(Records excerpted from a collection)

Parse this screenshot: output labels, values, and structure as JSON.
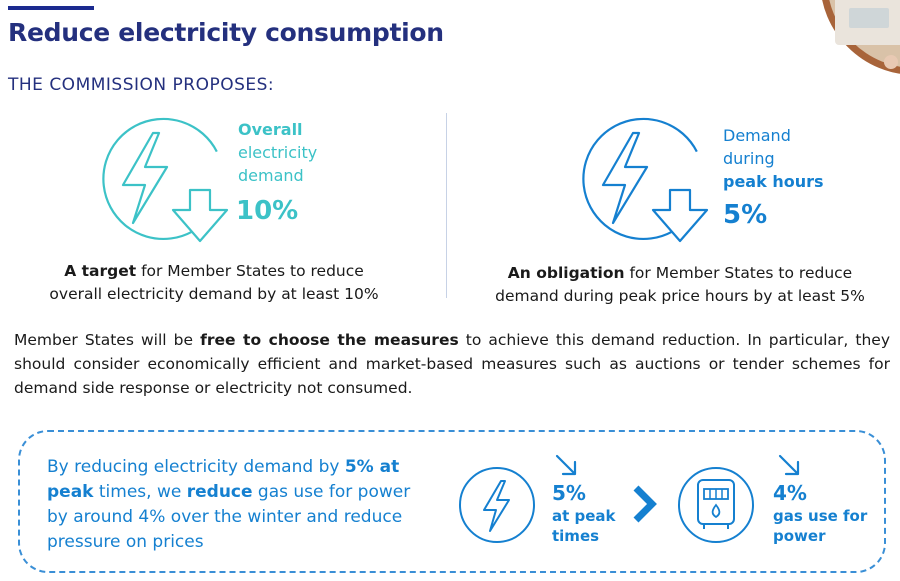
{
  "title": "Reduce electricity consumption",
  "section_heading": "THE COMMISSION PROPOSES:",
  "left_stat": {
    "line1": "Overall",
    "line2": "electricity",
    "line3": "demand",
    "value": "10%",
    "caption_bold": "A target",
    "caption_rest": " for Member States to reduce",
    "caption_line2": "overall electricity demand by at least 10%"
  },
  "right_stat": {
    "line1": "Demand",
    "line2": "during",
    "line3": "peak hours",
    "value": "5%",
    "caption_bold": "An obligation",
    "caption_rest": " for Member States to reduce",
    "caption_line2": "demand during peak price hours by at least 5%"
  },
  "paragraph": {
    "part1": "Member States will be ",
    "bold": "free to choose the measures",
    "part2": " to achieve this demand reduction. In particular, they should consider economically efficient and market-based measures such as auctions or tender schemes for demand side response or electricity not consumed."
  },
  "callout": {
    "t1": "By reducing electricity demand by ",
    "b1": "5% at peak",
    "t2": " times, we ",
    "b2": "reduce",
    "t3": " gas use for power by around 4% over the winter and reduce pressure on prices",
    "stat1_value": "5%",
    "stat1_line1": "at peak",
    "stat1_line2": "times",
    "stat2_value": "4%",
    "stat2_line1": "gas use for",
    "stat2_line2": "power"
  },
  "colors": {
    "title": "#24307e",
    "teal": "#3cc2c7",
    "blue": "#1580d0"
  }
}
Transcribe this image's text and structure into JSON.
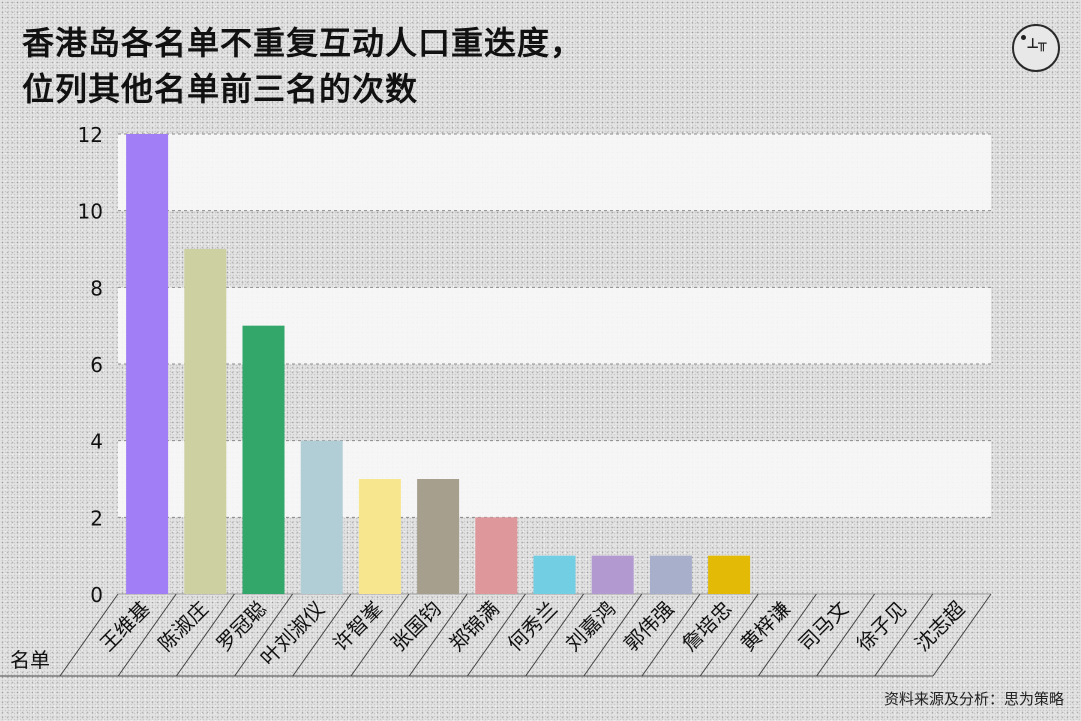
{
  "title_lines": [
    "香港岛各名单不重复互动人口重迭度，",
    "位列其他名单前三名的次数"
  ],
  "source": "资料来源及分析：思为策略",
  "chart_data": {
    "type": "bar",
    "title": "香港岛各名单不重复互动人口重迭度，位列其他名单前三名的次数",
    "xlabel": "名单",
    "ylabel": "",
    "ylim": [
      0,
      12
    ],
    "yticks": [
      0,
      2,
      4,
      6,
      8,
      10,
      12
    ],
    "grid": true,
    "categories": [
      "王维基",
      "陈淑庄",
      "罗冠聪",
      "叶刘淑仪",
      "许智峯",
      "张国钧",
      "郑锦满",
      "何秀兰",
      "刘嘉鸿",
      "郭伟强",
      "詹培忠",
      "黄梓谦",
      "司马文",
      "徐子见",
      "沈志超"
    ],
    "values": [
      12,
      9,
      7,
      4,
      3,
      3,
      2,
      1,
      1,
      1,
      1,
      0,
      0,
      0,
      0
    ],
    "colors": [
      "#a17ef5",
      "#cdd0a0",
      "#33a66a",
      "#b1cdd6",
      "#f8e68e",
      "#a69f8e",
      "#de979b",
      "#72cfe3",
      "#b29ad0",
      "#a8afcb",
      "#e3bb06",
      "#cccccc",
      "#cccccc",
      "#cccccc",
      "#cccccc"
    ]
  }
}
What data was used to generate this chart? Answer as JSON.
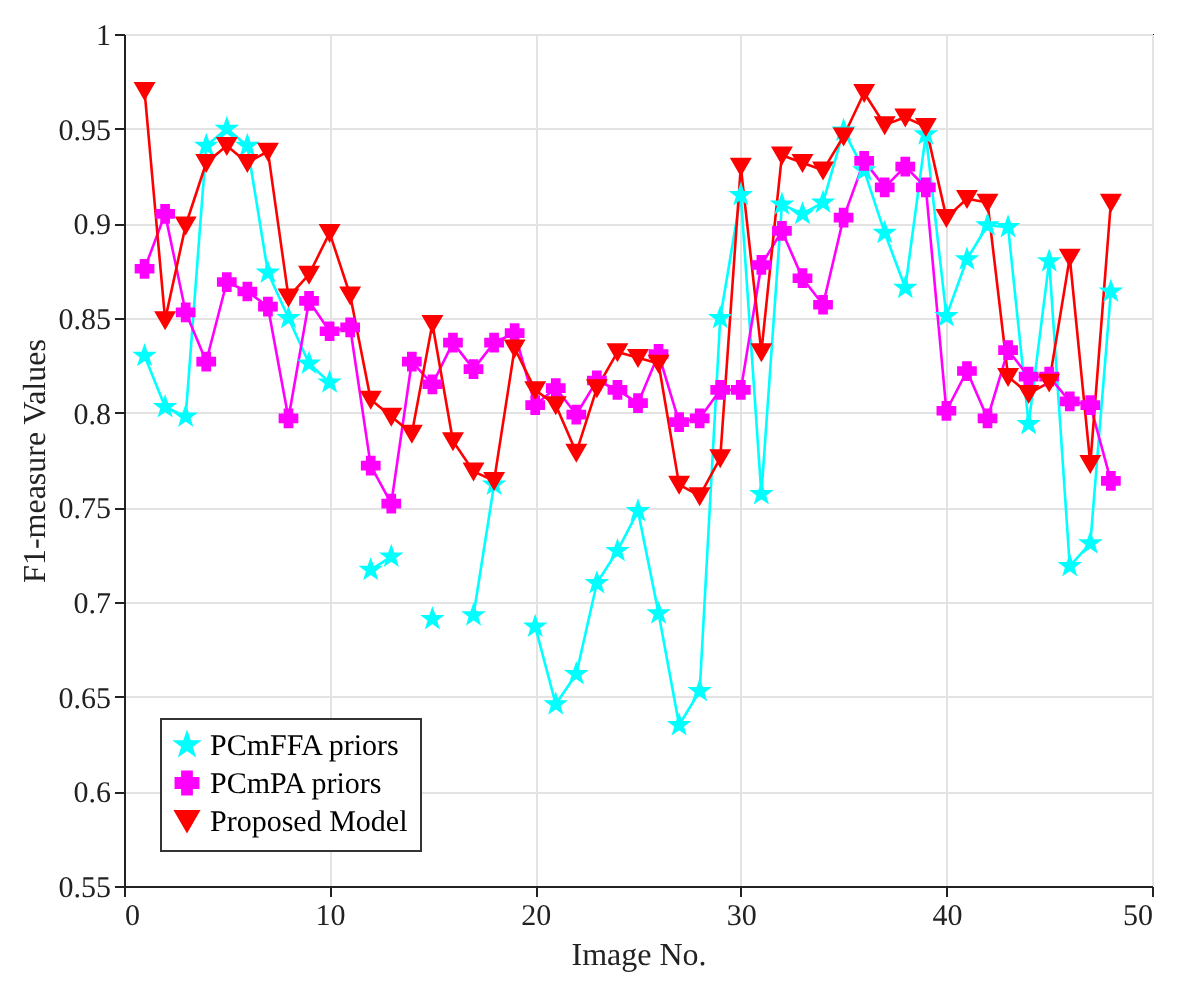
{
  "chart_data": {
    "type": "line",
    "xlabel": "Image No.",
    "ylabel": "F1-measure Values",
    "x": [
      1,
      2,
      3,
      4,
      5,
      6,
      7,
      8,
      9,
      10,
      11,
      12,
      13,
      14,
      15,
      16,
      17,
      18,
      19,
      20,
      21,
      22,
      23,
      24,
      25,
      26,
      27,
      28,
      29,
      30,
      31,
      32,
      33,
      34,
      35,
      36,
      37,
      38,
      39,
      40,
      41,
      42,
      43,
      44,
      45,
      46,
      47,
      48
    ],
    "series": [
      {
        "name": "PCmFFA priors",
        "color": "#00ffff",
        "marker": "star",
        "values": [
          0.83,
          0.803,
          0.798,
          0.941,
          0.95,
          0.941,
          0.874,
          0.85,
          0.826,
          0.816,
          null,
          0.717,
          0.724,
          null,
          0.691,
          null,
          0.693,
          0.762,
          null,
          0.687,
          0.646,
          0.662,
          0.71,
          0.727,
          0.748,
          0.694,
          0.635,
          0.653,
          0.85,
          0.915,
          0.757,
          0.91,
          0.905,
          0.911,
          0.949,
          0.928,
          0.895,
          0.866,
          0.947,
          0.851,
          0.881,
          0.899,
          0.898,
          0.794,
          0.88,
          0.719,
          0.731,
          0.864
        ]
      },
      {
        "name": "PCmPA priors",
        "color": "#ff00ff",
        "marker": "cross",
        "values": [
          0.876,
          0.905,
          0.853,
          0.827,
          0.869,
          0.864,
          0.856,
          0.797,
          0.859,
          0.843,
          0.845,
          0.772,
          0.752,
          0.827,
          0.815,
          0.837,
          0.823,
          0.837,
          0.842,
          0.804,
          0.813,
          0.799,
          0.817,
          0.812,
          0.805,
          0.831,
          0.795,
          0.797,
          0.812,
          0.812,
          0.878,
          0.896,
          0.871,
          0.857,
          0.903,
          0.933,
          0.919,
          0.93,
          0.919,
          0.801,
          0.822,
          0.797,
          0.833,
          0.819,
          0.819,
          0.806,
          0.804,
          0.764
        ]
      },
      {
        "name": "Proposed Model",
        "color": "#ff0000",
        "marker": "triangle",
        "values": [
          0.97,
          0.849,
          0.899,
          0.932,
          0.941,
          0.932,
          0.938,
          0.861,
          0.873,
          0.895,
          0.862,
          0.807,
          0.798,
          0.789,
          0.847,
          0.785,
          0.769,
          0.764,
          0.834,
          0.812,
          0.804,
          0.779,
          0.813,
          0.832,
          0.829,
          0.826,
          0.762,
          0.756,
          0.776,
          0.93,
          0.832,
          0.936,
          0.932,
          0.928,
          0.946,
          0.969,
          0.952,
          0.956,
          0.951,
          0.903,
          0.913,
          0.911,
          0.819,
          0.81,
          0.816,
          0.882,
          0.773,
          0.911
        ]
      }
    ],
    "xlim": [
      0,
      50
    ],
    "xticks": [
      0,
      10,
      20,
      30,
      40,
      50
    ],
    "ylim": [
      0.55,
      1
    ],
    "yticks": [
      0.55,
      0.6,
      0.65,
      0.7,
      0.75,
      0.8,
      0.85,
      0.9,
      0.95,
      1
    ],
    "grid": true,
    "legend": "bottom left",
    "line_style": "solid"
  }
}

- _WORK TO BE COMPLETED_:
Leave out the pictures and repeat everything else in the records exactly.

- _SOLUTION TO THE EXERCISE_:
Parse this screenshot: output labels, values, and structure as JSON.
{
  "title": "Reduce electricity consumption",
  "section_heading": "THE COMMISSION PROPOSES:",
  "left_stat": {
    "line1": "Overall",
    "line2": "electricity",
    "line3": "demand",
    "value": "10%",
    "caption_bold": "A target",
    "caption_rest": " for Member States to reduce",
    "caption_line2": "overall electricity demand by at least 10%"
  },
  "right_stat": {
    "line1": "Demand",
    "line2": "during",
    "line3": "peak hours",
    "value": "5%",
    "caption_bold": "An obligation",
    "caption_rest": " for Member States to reduce",
    "caption_line2": "demand during peak price hours by at least 5%"
  },
  "paragraph": {
    "part1": "Member States will be ",
    "bold": "free to choose the measures",
    "part2": " to achieve this demand reduction. In particular, they should consider economically efficient and market-based measures such as auctions or tender schemes for demand side response or electricity not consumed."
  },
  "callout": {
    "t1": "By reducing electricity demand by ",
    "b1": "5% at peak",
    "t2": " times, we ",
    "b2": "reduce",
    "t3": " gas use for power by around 4% over the winter and reduce pressure on prices",
    "stat1_value": "5%",
    "stat1_line1": "at peak",
    "stat1_line2": "times",
    "stat2_value": "4%",
    "stat2_line1": "gas use for",
    "stat2_line2": "power"
  },
  "colors": {
    "title": "#24307e",
    "teal": "#3cc2c7",
    "blue": "#1580d0"
  }
}
Transcribe this image's text and structure into JSON.
{
  "title_lines": [
    "香港岛各名单不重复互动人口重迭度，",
    "位列其他名单前三名的次数"
  ],
  "source": "资料来源及分析：思为策略",
  "chart_data": {
    "type": "bar",
    "title": "香港岛各名单不重复互动人口重迭度，位列其他名单前三名的次数",
    "xlabel": "名单",
    "ylabel": "",
    "ylim": [
      0,
      12
    ],
    "yticks": [
      0,
      2,
      4,
      6,
      8,
      10,
      12
    ],
    "grid": true,
    "categories": [
      "王维基",
      "陈淑庄",
      "罗冠聪",
      "叶刘淑仪",
      "许智峯",
      "张国钧",
      "郑锦满",
      "何秀兰",
      "刘嘉鸿",
      "郭伟强",
      "詹培忠",
      "黄梓谦",
      "司马文",
      "徐子见",
      "沈志超"
    ],
    "values": [
      12,
      9,
      7,
      4,
      3,
      3,
      2,
      1,
      1,
      1,
      1,
      0,
      0,
      0,
      0
    ],
    "colors": [
      "#a17ef5",
      "#cdd0a0",
      "#33a66a",
      "#b1cdd6",
      "#f8e68e",
      "#a69f8e",
      "#de979b",
      "#72cfe3",
      "#b29ad0",
      "#a8afcb",
      "#e3bb06",
      "#cccccc",
      "#cccccc",
      "#cccccc",
      "#cccccc"
    ]
  }
}
What data was used to generate this chart? Answer as JSON.
{
  "chart_data": {
    "type": "line",
    "xlabel": "Image No.",
    "ylabel": "F1-measure Values",
    "x": [
      1,
      2,
      3,
      4,
      5,
      6,
      7,
      8,
      9,
      10,
      11,
      12,
      13,
      14,
      15,
      16,
      17,
      18,
      19,
      20,
      21,
      22,
      23,
      24,
      25,
      26,
      27,
      28,
      29,
      30,
      31,
      32,
      33,
      34,
      35,
      36,
      37,
      38,
      39,
      40,
      41,
      42,
      43,
      44,
      45,
      46,
      47,
      48
    ],
    "series": [
      {
        "name": "PCmFFA priors",
        "color": "#00ffff",
        "marker": "star",
        "values": [
          0.83,
          0.803,
          0.798,
          0.941,
          0.95,
          0.941,
          0.874,
          0.85,
          0.826,
          0.816,
          null,
          0.717,
          0.724,
          null,
          0.691,
          null,
          0.693,
          0.762,
          null,
          0.687,
          0.646,
          0.662,
          0.71,
          0.727,
          0.748,
          0.694,
          0.635,
          0.653,
          0.85,
          0.915,
          0.757,
          0.91,
          0.905,
          0.911,
          0.949,
          0.928,
          0.895,
          0.866,
          0.947,
          0.851,
          0.881,
          0.899,
          0.898,
          0.794,
          0.88,
          0.719,
          0.731,
          0.864
        ]
      },
      {
        "name": "PCmPA priors",
        "color": "#ff00ff",
        "marker": "cross",
        "values": [
          0.876,
          0.905,
          0.853,
          0.827,
          0.869,
          0.864,
          0.856,
          0.797,
          0.859,
          0.843,
          0.845,
          0.772,
          0.752,
          0.827,
          0.815,
          0.837,
          0.823,
          0.837,
          0.842,
          0.804,
          0.813,
          0.799,
          0.817,
          0.812,
          0.805,
          0.831,
          0.795,
          0.797,
          0.812,
          0.812,
          0.878,
          0.896,
          0.871,
          0.857,
          0.903,
          0.933,
          0.919,
          0.93,
          0.919,
          0.801,
          0.822,
          0.797,
          0.833,
          0.819,
          0.819,
          0.806,
          0.804,
          0.764
        ]
      },
      {
        "name": "Proposed Model",
        "color": "#ff0000",
        "marker": "triangle",
        "values": [
          0.97,
          0.849,
          0.899,
          0.932,
          0.941,
          0.932,
          0.938,
          0.861,
          0.873,
          0.895,
          0.862,
          0.807,
          0.798,
          0.789,
          0.847,
          0.785,
          0.769,
          0.764,
          0.834,
          0.812,
          0.804,
          0.779,
          0.813,
          0.832,
          0.829,
          0.826,
          0.762,
          0.756,
          0.776,
          0.93,
          0.832,
          0.936,
          0.932,
          0.928,
          0.946,
          0.969,
          0.952,
          0.956,
          0.951,
          0.903,
          0.913,
          0.911,
          0.819,
          0.81,
          0.816,
          0.882,
          0.773,
          0.911
        ]
      }
    ],
    "xlim": [
      0,
      50
    ],
    "xticks": [
      0,
      10,
      20,
      30,
      40,
      50
    ],
    "ylim": [
      0.55,
      1
    ],
    "yticks": [
      0.55,
      0.6,
      0.65,
      0.7,
      0.75,
      0.8,
      0.85,
      0.9,
      0.95,
      1
    ],
    "grid": true,
    "legend": "bottom left",
    "line_style": "solid"
  }
}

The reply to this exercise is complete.